WHAT TO PRODUCE ▸ Copy each line of the records that holds the string "social".

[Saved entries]
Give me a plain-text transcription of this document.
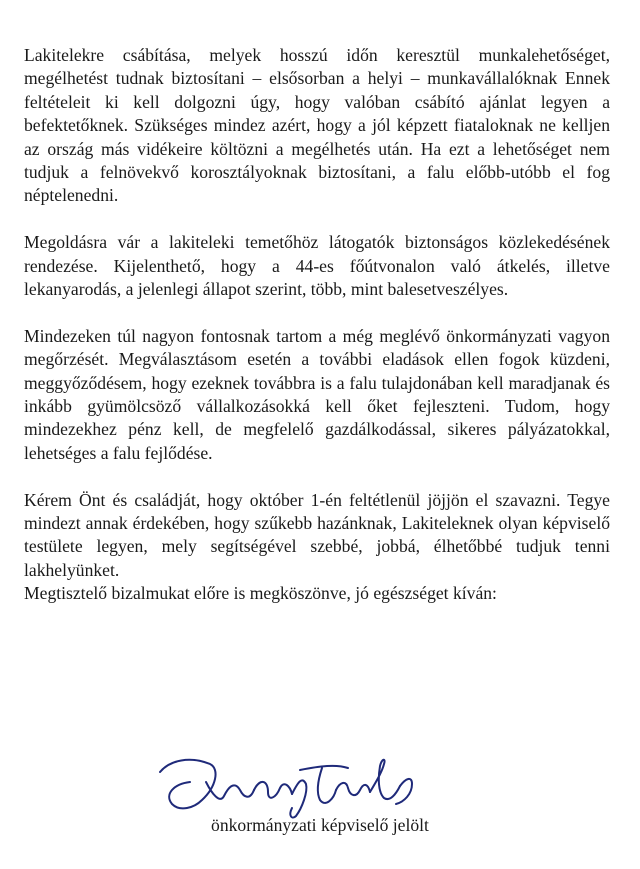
Lakitelekre csábítása, melyek hosszú időn keresztül munkalehetőséget, megélhetést tudnak biztosítani – elsősorban a helyi – munkavállalóknak Ennek feltételeit ki kell dolgozni úgy, hogy valóban csábító ajánlat legyen a befektetőknek. Szükséges mindez azért, hogy a jól képzett fiataloknak ne kelljen az ország más vidékeire költözni a megélhetés után. Ha ezt a lehetőséget nem tudjuk a felnövekvő korosztályoknak biztosítani, a falu előbb-utóbb el fog néptelenedni.

Megoldásra vár a lakiteleki temetőhöz látogatók biztonságos közlekedésének rendezése. Kijelenthető, hogy a 44-es főútvonalon való átkelés, illetve lekanyarodás, a jelenlegi állapot szerint, több, mint balesetveszélyes.

Mindezeken túl nagyon fontosnak tartom a még meglévő önkormányzati vagyon megőrzését. Megválasztásom esetén a további eladások ellen fogok küzdeni, meggyőződésem, hogy ezeknek továbbra is a falu tulajdonában kell maradjanak és inkább gyümölcsöző vállalkozásokká kell őket fejleszteni. Tudom, hogy mindezekhez pénz kell, de megfelelő gazdálkodással, sikeres pályázatokkal, lehetséges a falu fejlődése.

Kérem Önt és családját, hogy október 1-én feltétlenül jöjjön el szavazni. Tegye mindezt annak érdekében, hogy szűkebb hazánknak, Lakiteleknek olyan képviselő testülete legyen, mely segítségével szebbé, jobbá, élhetőbbé tudjuk tenni lakhelyünket.

Megtisztelő bizalmukat előre is megköszönve, jó egészséget kíván:

önkormányzati képviselő jelölt
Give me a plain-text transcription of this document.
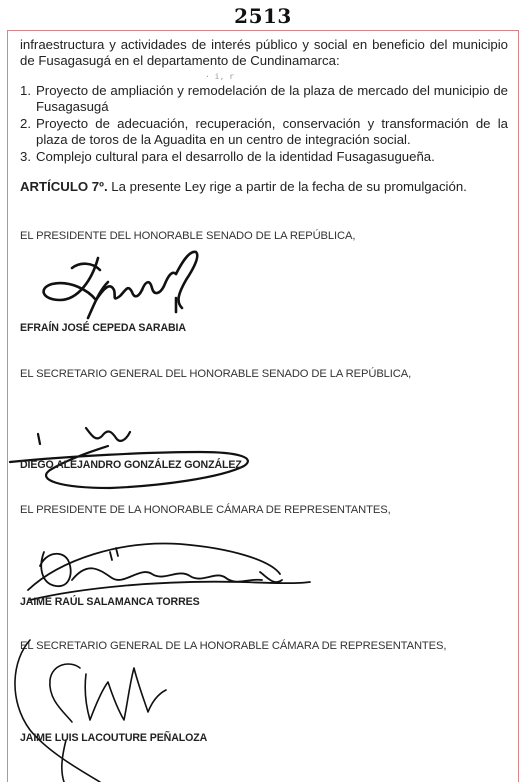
2513

infraestructura y actividades de interés público y social en beneficio del municipio de Fusagasugá en el departamento de Cundinamarca:

1. Proyecto de ampliación y remodelación de la plaza de mercado del municipio de Fusagasugá
2. Proyecto de adecuación, recuperación, conservación y transformación de la plaza de toros de la Aguadita en un centro de integración social.
3. Complejo cultural para el desarrollo de la identidad Fusagasugueña.

ARTÍCULO 7º. La presente Ley rige a partir de la fecha de su promulgación.

· i, r
EL PRESIDENTE DEL HONORABLE SENADO DE LA REPÚBLICA,
EFRAÍN JOSÉ CEPEDA SARABIA
EL SECRETARIO GENERAL DEL HONORABLE SENADO DE LA REPÚBLICA,
DIEGO ALEJANDRO GONZÁLEZ GONZÁLEZ
EL PRESIDENTE DE LA HONORABLE CÁMARA DE REPRESENTANTES,
JAIME RAÚL SALAMANCA TORRES
EL SECRETARIO GENERAL DE LA HONORABLE CÁMARA DE REPRESENTANTES,
JAIME LUIS LACOUTURE PEÑALOZA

RESPONSE TO THE TASK ▸
infraestructura y actividades de interés público y social en beneficio del municipio de Fusagasugá en el departamento de Cundinamarca:
2. Proyecto de adecuación, recuperación, conservación y transformación de la plaza de toros de la Aguadita en un centro de integración social.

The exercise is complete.